▼▼▼

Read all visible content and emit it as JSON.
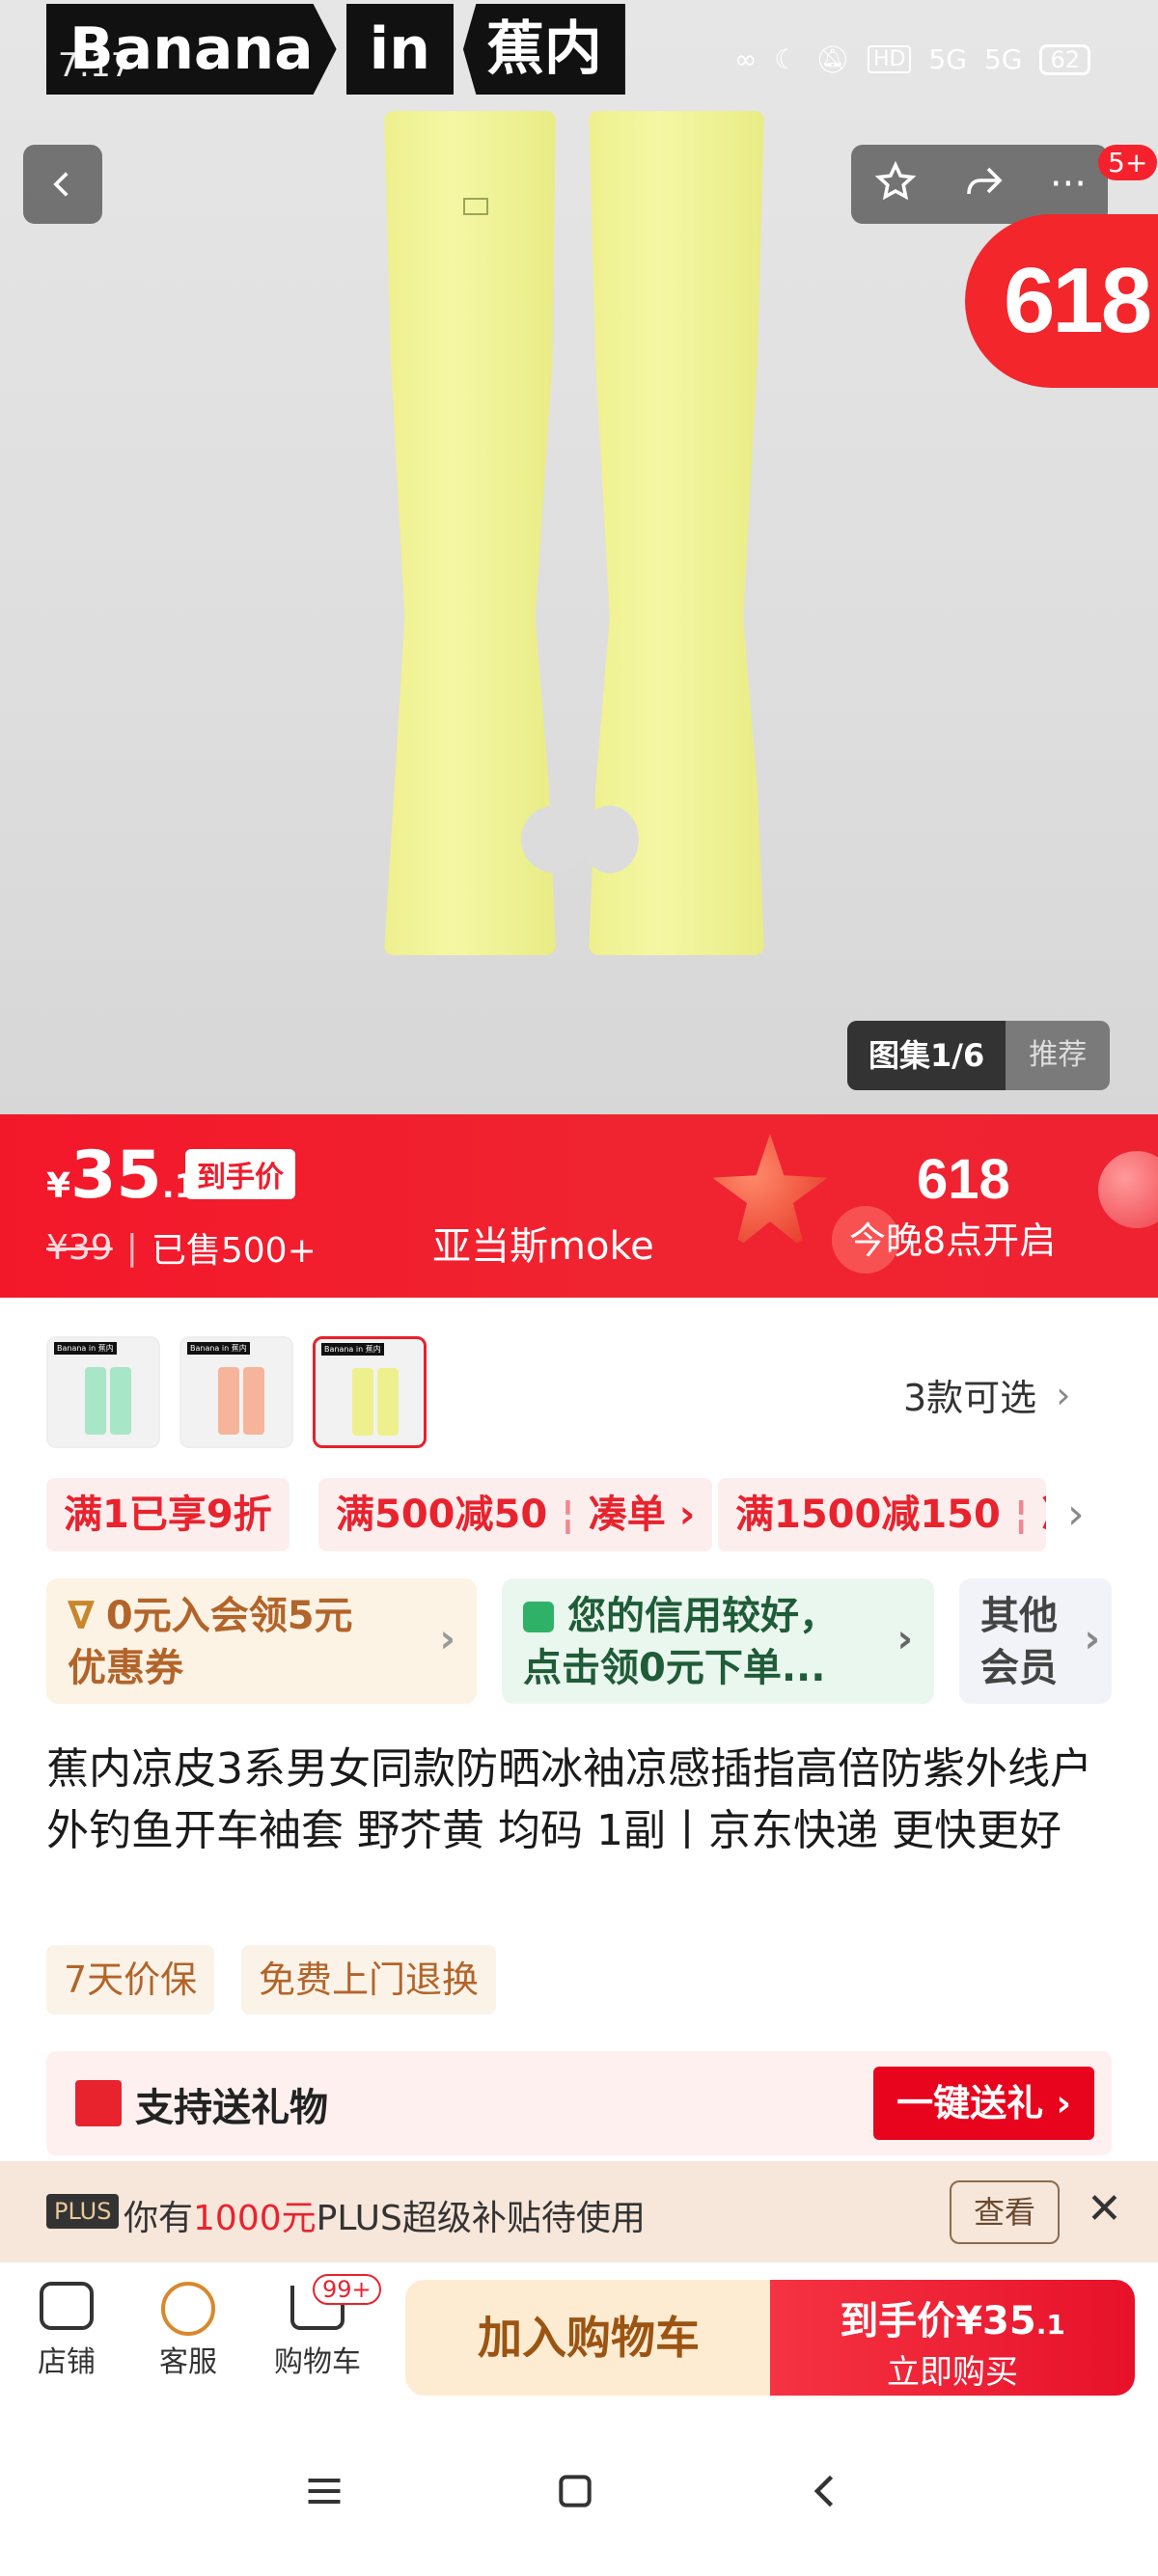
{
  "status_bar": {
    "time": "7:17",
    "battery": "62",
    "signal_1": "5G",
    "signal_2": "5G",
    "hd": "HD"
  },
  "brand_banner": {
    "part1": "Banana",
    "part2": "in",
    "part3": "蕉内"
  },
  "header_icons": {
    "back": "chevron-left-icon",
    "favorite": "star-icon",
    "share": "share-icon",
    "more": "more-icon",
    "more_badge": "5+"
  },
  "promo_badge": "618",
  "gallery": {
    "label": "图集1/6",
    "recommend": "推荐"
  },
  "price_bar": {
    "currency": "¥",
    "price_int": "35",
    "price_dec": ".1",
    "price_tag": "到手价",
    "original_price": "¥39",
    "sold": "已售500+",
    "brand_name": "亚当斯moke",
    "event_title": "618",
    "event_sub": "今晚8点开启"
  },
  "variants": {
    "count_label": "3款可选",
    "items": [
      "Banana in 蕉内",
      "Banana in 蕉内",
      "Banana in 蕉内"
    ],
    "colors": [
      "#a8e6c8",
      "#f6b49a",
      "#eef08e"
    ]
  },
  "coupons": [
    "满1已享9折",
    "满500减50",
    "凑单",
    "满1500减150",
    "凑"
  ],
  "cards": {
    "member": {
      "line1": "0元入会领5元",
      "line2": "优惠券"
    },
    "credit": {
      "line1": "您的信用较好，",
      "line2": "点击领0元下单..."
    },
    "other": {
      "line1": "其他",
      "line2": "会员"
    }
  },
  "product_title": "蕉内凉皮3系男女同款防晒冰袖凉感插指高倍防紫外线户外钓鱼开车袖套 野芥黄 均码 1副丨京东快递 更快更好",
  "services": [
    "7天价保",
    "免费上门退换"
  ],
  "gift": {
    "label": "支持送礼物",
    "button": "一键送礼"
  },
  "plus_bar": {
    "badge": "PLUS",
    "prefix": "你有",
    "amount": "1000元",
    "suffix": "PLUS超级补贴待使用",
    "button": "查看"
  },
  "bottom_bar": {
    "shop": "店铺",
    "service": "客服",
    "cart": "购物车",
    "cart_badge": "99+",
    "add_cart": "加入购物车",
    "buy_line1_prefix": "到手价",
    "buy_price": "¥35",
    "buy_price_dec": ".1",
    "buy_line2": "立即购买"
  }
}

▲▲▲
▼▼▼

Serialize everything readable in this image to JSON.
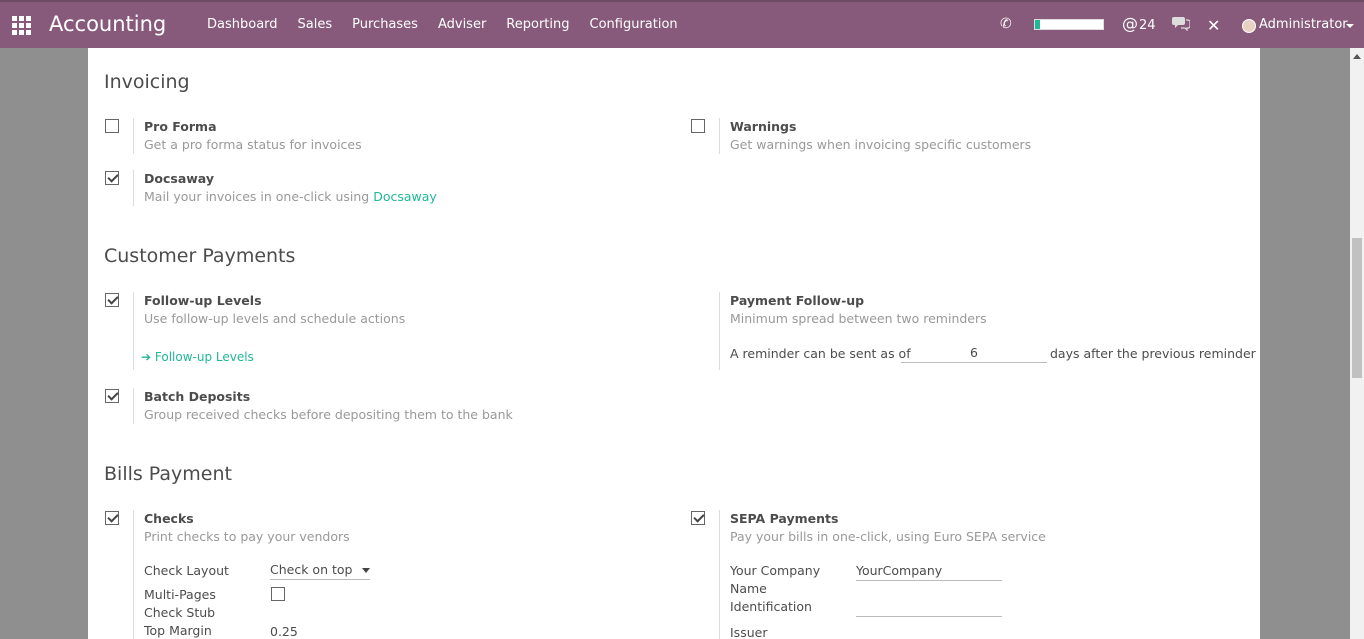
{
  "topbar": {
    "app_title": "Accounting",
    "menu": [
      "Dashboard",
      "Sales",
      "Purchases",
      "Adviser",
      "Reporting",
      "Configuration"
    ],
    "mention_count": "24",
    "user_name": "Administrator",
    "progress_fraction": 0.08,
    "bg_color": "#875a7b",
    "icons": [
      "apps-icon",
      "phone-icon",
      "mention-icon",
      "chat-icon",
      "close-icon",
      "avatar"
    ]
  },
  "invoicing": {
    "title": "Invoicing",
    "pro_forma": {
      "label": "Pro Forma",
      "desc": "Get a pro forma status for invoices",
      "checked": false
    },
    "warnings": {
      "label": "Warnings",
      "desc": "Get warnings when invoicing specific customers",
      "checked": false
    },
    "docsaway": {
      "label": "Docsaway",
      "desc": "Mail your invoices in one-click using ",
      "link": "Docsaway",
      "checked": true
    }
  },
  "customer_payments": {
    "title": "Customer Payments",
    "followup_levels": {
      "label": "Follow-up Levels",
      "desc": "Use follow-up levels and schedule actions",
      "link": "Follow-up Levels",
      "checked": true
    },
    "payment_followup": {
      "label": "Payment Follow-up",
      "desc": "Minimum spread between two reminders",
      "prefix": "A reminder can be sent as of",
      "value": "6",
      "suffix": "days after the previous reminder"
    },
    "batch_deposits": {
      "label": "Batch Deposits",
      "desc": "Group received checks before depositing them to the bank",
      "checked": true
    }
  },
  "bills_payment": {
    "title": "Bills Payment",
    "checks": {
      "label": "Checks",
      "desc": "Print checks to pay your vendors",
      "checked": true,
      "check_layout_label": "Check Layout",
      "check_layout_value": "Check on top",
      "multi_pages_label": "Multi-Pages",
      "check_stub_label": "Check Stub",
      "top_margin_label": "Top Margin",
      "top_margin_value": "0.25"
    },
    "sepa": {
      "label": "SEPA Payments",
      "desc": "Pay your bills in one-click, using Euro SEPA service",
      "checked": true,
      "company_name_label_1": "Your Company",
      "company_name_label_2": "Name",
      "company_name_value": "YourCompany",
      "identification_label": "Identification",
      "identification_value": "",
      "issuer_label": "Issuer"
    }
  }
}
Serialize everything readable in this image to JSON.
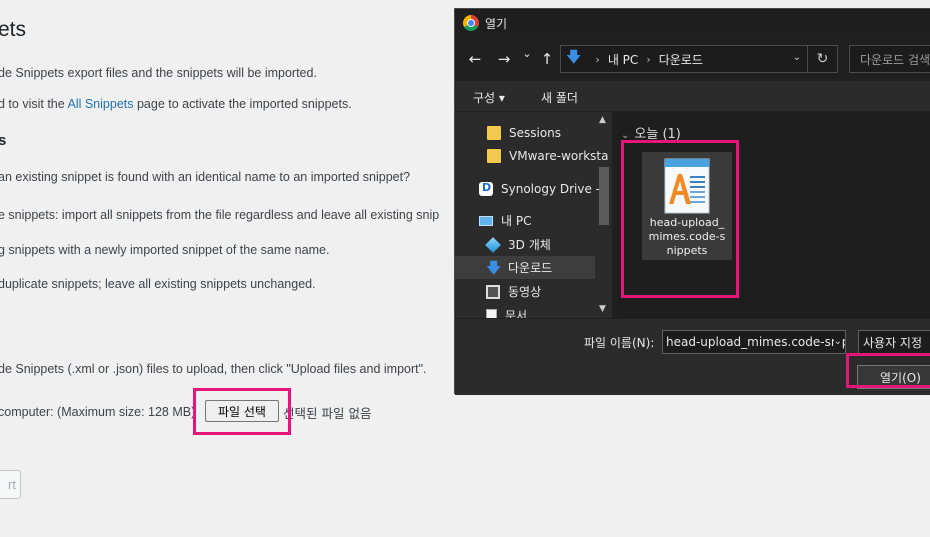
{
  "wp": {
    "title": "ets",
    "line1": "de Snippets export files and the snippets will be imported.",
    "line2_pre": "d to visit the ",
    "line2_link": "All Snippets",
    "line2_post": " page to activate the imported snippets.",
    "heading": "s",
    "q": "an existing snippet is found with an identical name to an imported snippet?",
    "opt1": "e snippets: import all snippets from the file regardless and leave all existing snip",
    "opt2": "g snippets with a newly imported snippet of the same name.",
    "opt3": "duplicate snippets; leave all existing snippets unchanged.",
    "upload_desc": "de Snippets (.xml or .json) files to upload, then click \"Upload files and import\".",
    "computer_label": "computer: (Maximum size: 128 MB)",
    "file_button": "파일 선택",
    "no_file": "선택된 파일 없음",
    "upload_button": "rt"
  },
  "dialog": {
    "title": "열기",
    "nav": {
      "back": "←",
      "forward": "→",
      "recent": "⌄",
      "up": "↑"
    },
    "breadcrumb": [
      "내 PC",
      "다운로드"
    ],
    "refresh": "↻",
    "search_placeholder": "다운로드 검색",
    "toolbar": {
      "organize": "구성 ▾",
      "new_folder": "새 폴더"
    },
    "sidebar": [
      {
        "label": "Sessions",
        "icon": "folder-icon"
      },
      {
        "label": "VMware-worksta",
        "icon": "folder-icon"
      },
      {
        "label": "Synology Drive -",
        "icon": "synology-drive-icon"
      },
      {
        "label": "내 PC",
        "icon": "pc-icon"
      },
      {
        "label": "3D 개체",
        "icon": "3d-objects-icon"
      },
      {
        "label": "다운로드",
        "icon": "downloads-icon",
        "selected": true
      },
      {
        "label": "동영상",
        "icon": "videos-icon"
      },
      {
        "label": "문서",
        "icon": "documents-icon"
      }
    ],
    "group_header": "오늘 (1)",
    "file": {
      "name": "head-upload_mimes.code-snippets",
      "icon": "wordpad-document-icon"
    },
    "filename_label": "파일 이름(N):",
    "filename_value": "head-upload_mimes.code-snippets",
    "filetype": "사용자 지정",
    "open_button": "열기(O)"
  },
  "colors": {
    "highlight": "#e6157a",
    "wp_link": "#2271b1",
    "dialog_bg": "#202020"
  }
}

▲▲▲

(Stated goal) Pull out all lines from the entries above in which the word "Banana" appears.

(Exercise solution)
    "part1": "Banana",
      "Banana in 蕉内",
      "Banana in 蕉内",
      "Banana in 蕉内"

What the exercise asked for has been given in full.